Direction = Please give the entries again in full and exactly, without any picture.

▼▼▼

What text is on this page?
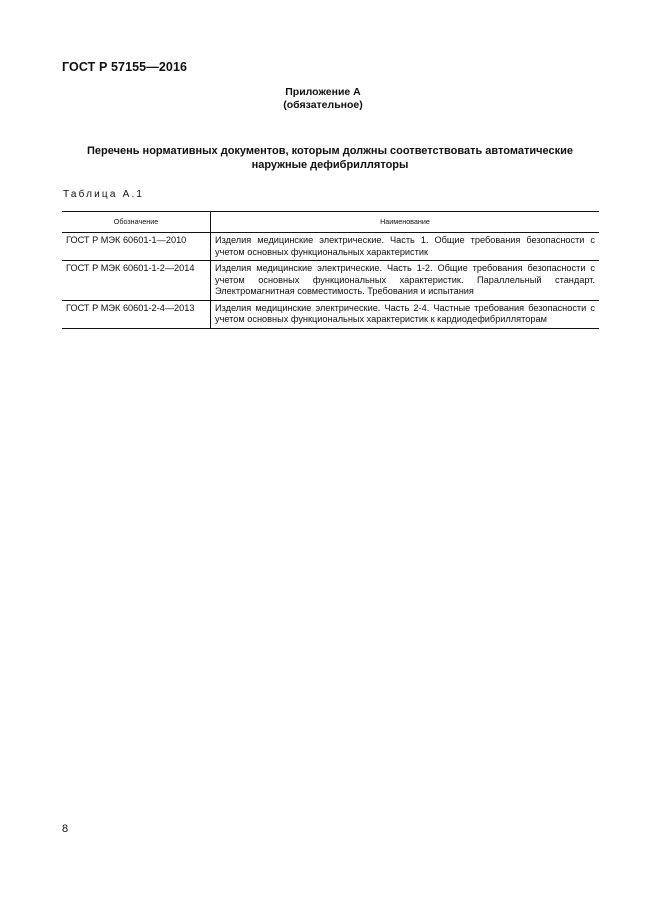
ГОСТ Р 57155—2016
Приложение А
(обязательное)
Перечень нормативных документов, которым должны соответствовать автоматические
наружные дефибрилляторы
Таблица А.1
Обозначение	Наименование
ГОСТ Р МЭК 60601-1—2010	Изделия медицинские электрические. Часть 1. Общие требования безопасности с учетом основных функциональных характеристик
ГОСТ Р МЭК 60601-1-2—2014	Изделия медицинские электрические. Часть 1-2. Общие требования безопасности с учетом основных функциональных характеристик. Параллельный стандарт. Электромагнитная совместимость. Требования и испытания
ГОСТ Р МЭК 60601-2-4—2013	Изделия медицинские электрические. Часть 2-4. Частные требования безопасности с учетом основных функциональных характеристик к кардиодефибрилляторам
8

▲▲▲

Task result =
What text is on this page?
ГОСТ Р 57155—2016
Приложение А
(обязательное)
Перечень нормативных документов, которым должны соответствовать автоматические
наружные дефибрилляторы
Таблица А.1
Обозначение	Наименование
ГОСТ Р МЭК 60601-1—2010	Изделия медицинские электрические. Часть 1. Общие требования безопасности с учетом основных функциональных характеристик
ГОСТ Р МЭК 60601-1-2—2014	Изделия медицинские электрические. Часть 1-2. Общие требования безопасности с учетом основных функциональных характеристик. Параллельный стандарт. Электромагнитная совместимость. Требования и испытания
ГОСТ Р МЭК 60601-2-4—2013	Изделия медицинские электрические. Часть 2-4. Частные требования безопасности с учетом основных функциональных характеристик к кардиодефибрилляторам
8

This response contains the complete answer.